##### Data

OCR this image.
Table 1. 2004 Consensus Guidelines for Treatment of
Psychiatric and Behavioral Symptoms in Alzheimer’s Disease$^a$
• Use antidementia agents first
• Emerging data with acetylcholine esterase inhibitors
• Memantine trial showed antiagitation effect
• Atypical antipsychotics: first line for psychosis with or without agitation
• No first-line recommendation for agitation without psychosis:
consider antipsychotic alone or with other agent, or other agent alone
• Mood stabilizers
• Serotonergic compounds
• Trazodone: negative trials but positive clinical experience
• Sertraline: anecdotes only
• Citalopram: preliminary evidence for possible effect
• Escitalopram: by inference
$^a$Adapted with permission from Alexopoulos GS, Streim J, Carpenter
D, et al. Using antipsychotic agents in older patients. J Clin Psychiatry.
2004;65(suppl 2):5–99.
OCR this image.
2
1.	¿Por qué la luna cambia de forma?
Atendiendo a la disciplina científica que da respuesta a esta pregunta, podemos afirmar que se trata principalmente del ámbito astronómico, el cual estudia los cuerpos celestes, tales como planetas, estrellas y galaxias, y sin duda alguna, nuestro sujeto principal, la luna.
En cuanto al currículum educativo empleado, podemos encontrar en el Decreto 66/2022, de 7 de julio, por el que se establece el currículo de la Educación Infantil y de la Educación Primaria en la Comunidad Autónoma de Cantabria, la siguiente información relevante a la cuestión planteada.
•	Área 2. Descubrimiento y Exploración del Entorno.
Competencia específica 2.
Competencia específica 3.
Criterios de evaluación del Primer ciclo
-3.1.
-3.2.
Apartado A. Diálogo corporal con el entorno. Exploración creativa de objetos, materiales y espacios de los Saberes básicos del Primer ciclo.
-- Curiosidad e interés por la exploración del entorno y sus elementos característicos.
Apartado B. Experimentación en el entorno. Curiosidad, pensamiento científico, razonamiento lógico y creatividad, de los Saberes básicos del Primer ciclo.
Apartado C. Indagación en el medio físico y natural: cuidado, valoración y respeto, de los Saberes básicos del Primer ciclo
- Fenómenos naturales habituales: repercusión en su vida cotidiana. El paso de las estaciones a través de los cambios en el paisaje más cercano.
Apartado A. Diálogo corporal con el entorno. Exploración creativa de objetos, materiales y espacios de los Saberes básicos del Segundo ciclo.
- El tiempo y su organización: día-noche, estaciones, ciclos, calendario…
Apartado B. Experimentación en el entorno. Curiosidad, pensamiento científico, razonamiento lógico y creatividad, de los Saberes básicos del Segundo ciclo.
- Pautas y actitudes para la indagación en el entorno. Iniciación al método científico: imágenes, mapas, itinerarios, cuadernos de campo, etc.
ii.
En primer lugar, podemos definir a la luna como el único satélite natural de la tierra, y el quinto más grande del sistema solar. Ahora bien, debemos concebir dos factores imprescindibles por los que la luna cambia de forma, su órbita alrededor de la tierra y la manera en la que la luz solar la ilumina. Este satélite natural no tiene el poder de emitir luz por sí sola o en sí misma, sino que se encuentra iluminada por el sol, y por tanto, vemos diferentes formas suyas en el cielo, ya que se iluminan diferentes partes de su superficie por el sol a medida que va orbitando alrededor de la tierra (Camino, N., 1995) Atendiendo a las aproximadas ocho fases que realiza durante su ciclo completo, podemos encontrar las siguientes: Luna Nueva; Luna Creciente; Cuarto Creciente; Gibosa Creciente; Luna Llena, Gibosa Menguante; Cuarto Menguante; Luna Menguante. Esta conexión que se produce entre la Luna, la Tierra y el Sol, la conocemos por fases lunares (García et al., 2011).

##########

* Your task *
Copy out every line of the data in which the word "específica" is found.

* Answer to this exercise *
Competencia específica 2.
Competencia específica 3.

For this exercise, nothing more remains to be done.